## Stored records

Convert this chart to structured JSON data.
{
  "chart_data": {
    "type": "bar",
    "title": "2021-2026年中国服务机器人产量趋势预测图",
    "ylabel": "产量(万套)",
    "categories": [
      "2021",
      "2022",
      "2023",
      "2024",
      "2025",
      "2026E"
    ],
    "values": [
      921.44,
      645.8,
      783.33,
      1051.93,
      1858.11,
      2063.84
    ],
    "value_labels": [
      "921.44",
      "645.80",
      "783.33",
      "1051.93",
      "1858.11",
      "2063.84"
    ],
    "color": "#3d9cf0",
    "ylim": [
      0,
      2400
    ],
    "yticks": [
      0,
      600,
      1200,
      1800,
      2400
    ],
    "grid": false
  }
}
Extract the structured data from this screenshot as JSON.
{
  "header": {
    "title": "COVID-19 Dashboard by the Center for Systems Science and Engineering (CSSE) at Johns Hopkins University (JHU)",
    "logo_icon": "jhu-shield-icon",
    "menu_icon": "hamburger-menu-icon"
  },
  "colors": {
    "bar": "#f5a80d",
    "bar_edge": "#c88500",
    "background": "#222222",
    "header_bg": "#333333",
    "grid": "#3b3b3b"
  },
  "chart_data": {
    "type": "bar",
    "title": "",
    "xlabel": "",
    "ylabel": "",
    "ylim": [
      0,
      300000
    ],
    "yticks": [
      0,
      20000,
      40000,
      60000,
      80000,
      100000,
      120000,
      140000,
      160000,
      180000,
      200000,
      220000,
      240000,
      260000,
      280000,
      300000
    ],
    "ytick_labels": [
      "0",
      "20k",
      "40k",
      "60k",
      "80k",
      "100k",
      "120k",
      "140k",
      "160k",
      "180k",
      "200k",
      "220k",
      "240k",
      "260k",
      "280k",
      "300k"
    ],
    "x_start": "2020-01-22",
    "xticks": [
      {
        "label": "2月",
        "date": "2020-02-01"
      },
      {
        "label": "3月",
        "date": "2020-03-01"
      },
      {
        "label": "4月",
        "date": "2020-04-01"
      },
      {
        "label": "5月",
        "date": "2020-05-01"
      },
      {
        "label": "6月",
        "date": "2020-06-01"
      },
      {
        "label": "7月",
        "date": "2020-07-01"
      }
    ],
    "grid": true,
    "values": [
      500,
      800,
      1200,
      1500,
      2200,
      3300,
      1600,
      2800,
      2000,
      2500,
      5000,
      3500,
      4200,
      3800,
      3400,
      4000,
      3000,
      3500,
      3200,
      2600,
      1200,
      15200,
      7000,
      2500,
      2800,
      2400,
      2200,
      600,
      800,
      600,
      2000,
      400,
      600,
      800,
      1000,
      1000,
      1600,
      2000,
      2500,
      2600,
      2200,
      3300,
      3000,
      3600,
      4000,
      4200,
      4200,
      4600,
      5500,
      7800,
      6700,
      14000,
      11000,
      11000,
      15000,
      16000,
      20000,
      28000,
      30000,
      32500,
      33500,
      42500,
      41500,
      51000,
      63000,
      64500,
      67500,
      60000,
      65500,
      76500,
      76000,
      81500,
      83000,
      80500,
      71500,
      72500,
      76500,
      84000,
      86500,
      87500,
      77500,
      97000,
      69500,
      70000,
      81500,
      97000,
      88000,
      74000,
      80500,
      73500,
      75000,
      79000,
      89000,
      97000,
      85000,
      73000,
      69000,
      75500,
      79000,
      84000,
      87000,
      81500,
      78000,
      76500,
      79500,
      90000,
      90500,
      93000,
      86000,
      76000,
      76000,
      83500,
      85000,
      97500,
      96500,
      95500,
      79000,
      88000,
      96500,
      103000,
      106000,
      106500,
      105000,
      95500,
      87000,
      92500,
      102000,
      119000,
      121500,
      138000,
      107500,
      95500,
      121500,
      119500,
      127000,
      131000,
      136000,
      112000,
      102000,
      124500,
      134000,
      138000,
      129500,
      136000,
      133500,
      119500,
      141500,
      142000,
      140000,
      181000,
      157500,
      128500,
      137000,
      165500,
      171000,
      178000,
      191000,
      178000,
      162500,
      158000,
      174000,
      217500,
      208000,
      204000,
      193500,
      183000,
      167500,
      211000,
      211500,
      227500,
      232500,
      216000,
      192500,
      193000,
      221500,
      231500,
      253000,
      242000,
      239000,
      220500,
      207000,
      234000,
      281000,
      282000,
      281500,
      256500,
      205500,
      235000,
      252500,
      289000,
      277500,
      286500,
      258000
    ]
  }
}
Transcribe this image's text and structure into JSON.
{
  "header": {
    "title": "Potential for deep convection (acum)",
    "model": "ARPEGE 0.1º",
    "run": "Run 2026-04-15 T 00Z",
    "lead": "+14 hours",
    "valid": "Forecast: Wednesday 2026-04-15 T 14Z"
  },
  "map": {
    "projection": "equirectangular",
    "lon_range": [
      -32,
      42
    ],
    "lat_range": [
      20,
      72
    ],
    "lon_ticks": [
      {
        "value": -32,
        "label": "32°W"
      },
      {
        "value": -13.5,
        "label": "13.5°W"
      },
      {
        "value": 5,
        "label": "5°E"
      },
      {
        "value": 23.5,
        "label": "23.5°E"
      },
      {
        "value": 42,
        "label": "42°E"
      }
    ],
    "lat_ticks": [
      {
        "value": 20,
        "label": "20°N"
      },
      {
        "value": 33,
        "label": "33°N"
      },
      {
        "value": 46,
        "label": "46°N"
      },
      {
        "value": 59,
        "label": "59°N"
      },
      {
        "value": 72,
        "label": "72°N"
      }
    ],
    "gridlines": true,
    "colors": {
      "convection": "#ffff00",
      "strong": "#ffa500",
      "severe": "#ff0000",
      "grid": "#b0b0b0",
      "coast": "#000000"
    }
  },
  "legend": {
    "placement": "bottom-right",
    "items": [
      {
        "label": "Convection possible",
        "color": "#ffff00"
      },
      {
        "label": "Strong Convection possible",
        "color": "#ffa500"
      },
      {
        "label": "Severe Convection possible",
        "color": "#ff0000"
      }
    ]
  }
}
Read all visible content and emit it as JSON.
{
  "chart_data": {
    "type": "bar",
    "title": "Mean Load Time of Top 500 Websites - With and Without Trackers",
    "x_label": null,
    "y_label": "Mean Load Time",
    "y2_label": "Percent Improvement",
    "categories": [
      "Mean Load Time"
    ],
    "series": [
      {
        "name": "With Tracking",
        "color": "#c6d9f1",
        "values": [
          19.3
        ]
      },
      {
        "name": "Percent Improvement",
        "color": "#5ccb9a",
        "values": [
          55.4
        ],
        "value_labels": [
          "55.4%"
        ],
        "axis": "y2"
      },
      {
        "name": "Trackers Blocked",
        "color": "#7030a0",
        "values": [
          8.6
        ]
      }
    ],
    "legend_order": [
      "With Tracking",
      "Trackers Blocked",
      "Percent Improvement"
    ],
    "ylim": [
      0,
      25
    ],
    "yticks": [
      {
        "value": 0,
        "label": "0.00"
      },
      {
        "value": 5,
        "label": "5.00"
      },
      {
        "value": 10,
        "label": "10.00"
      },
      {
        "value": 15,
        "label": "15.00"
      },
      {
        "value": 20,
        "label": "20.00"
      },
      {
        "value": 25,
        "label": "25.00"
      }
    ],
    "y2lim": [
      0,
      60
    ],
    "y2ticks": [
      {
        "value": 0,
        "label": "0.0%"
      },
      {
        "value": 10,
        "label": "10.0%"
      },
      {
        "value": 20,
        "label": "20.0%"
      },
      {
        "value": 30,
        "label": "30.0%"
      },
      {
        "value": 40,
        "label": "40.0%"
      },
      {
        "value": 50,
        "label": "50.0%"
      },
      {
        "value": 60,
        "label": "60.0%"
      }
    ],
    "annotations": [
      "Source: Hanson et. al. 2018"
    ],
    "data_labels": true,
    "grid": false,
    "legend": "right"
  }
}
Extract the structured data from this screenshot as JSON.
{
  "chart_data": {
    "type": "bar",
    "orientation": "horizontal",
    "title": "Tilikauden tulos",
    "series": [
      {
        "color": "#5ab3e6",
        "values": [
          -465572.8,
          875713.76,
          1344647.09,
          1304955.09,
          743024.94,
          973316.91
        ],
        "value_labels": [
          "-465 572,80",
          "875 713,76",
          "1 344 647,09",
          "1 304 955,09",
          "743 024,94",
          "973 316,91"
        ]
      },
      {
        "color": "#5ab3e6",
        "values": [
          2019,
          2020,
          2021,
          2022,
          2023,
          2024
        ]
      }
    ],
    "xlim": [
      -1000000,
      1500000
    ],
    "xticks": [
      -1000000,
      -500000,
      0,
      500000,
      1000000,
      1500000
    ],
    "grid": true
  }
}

## Goal
Pick out every line above that holds the word "date" and copy it.

## Result of the task
        "date": "2020-02-01"
        "date": "2020-03-01"
        "date": "2020-04-01"
        "date": "2020-05-01"
        "date": "2020-06-01"
        "date": "2020-07-01"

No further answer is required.